EXERCISE TASK: Give a verbatim quotation of every record.

▼

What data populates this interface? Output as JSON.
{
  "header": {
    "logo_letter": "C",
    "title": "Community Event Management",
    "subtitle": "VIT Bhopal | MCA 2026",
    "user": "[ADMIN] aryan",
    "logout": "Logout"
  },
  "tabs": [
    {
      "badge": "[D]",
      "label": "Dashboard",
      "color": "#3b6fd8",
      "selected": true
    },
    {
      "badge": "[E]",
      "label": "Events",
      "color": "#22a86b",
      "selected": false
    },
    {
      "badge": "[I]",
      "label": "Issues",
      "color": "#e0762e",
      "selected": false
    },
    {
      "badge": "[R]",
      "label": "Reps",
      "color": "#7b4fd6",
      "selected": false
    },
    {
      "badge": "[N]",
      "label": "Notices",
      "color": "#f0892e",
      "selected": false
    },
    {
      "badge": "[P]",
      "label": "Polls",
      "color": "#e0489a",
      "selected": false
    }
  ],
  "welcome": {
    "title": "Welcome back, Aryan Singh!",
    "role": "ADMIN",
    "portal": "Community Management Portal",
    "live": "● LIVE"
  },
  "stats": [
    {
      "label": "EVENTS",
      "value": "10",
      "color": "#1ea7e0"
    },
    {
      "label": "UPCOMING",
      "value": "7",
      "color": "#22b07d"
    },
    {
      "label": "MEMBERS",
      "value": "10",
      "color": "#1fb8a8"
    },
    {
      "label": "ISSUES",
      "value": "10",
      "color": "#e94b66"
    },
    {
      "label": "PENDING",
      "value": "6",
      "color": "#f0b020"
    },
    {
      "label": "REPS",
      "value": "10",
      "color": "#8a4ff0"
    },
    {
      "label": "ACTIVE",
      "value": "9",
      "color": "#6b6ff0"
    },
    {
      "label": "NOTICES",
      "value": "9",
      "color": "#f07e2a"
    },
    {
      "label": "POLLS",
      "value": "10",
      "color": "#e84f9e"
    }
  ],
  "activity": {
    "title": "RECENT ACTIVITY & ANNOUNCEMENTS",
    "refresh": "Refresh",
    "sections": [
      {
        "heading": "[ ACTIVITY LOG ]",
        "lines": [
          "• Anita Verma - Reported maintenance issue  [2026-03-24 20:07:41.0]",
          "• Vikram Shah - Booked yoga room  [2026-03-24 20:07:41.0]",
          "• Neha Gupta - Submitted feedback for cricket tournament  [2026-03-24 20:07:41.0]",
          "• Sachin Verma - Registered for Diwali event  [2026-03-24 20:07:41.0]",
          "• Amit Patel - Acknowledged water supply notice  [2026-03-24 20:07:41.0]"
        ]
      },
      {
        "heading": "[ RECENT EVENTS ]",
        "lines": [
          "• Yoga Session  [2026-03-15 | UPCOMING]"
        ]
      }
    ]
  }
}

▲

COMPLETE RESPONSE:
What data populates this interface? Output as JSON.
{
  "header": {
    "logo_letter": "C",
    "title": "Community Event Management",
    "subtitle": "VIT Bhopal | MCA 2026",
    "user": "[ADMIN] aryan",
    "logout": "Logout"
  },
  "tabs": [
    {
      "badge": "[D]",
      "label": "Dashboard",
      "color": "#3b6fd8",
      "selected": true
    },
    {
      "badge": "[E]",
      "label": "Events",
      "color": "#22a86b",
      "selected": false
    },
    {
      "badge": "[I]",
      "label": "Issues",
      "color": "#e0762e",
      "selected": false
    },
    {
      "badge": "[R]",
      "label": "Reps",
      "color": "#7b4fd6",
      "selected": false
    },
    {
      "badge": "[N]",
      "label": "Notices",
      "color": "#f0892e",
      "selected": false
    },
    {
      "badge": "[P]",
      "label": "Polls",
      "color": "#e0489a",
      "selected": false
    }
  ],
  "welcome": {
    "title": "Welcome back, Aryan Singh!",
    "role": "ADMIN",
    "portal": "Community Management Portal",
    "live": "● LIVE"
  },
  "stats": [
    {
      "label": "EVENTS",
      "value": "10",
      "color": "#1ea7e0"
    },
    {
      "label": "UPCOMING",
      "value": "7",
      "color": "#22b07d"
    },
    {
      "label": "MEMBERS",
      "value": "10",
      "color": "#1fb8a8"
    },
    {
      "label": "ISSUES",
      "value": "10",
      "color": "#e94b66"
    },
    {
      "label": "PENDING",
      "value": "6",
      "color": "#f0b020"
    },
    {
      "label": "REPS",
      "value": "10",
      "color": "#8a4ff0"
    },
    {
      "label": "ACTIVE",
      "value": "9",
      "color": "#6b6ff0"
    },
    {
      "label": "NOTICES",
      "value": "9",
      "color": "#f07e2a"
    },
    {
      "label": "POLLS",
      "value": "10",
      "color": "#e84f9e"
    }
  ],
  "activity": {
    "title": "RECENT ACTIVITY & ANNOUNCEMENTS",
    "refresh": "Refresh",
    "sections": [
      {
        "heading": "[ ACTIVITY LOG ]",
        "lines": [
          "• Anita Verma - Reported maintenance issue  [2026-03-24 20:07:41.0]",
          "• Vikram Shah - Booked yoga room  [2026-03-24 20:07:41.0]",
          "• Neha Gupta - Submitted feedback for cricket tournament  [2026-03-24 20:07:41.0]",
          "• Sachin Verma - Registered for Diwali event  [2026-03-24 20:07:41.0]",
          "• Amit Patel - Acknowledged water supply notice  [2026-03-24 20:07:41.0]"
        ]
      },
      {
        "heading": "[ RECENT EVENTS ]",
        "lines": [
          "• Yoga Session  [2026-03-15 | UPCOMING]"
        ]
      }
    ]
  }
}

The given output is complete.